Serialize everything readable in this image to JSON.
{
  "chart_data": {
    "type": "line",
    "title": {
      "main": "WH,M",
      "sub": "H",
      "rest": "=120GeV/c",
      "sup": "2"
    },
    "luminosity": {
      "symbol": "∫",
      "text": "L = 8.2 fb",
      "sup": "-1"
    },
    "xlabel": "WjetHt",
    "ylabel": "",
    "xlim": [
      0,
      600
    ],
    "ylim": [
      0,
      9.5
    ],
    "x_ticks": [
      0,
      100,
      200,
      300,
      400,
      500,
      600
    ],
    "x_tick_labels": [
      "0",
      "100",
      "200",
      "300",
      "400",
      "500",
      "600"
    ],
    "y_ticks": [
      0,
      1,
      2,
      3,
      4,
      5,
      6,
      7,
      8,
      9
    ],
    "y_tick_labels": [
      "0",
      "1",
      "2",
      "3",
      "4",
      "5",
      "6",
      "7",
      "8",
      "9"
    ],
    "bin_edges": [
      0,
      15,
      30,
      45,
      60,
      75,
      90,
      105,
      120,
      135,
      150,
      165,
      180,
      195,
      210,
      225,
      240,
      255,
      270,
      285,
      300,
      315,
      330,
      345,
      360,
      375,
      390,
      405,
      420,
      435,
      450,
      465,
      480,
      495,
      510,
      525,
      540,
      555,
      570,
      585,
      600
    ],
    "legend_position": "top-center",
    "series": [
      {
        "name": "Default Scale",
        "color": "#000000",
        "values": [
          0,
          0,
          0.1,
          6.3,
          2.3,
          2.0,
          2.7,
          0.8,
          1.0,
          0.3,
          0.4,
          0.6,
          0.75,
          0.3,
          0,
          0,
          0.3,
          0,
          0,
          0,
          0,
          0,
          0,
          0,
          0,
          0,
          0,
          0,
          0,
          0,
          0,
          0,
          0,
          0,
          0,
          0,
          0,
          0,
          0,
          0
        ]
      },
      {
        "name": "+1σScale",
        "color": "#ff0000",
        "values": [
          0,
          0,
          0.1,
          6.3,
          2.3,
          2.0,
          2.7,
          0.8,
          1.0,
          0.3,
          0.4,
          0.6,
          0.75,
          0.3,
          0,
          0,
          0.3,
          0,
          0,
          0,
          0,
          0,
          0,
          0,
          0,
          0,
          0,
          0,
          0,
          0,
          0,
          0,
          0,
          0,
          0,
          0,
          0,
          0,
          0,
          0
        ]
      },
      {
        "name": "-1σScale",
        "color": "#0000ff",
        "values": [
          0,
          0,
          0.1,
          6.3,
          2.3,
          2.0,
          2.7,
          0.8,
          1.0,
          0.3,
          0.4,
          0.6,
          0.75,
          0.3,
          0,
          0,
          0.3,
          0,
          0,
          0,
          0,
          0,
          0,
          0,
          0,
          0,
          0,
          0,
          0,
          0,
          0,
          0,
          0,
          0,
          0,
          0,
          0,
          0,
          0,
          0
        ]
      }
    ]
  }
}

* **SHORT EXERCISE**
Above are the records. Copy every line in them holding "color".

* **SOLUTION TO THE PROBLEM**
        "color": "#000000",
        "color": "#ff0000",
        "color": "#0000ff",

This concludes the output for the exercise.